(Collected data entries)
·····
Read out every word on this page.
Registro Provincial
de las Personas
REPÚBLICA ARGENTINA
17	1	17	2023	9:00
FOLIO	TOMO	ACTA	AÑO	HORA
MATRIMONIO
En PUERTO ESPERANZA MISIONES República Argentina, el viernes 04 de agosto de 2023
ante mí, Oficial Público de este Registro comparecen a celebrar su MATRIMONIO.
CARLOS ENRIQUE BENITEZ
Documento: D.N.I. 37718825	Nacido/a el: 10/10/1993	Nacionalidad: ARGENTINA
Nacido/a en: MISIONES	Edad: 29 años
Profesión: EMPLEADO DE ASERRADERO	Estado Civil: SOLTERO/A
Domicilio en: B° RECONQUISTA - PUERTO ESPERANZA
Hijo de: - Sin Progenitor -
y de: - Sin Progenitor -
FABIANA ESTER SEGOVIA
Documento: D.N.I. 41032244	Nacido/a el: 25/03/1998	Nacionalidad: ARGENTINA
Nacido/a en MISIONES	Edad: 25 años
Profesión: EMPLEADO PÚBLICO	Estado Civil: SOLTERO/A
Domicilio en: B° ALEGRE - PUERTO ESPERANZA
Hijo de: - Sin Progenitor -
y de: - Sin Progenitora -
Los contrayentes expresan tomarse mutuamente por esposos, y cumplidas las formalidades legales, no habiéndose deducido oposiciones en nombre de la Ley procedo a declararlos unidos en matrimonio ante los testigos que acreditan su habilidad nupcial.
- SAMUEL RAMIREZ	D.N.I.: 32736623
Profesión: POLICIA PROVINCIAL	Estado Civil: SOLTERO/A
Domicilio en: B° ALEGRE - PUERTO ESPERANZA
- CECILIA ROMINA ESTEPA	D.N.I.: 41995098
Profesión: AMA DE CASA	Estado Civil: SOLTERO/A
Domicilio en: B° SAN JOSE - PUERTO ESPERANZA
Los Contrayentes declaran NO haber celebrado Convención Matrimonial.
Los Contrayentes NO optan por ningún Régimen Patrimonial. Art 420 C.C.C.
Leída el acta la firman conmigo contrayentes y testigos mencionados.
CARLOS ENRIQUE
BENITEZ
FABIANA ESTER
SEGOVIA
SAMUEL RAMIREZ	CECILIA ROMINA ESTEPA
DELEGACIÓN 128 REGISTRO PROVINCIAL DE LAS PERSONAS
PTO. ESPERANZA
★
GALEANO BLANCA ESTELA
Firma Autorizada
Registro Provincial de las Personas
·····
Task statement: Say how many lines in the listing above include "RAMIREZ". Give nothing but the number.

Solution to this problem: 2